Figure contents as structured data
——

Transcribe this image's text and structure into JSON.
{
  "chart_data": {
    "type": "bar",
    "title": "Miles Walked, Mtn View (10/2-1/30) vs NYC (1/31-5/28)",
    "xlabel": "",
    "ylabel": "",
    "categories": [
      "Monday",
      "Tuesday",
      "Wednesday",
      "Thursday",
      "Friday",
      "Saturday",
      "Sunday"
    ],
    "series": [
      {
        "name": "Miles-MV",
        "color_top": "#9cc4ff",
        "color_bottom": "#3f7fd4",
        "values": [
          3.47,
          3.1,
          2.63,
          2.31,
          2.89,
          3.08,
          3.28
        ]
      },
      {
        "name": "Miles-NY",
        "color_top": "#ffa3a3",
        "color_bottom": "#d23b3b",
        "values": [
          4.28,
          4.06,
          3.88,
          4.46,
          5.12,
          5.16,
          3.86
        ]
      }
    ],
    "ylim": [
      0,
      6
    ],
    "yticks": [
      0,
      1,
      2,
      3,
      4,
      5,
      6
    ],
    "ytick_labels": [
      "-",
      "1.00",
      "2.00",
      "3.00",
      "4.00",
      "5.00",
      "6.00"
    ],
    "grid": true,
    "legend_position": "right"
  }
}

——

The exercise:
Review the material and copy each line in which the word "Miles" appears.

Task result:
    "title": "Miles Walked, Mtn View (10/2-1/30) vs NYC (1/31-5/28)",
        "name": "Miles-MV",
        "name": "Miles-NY",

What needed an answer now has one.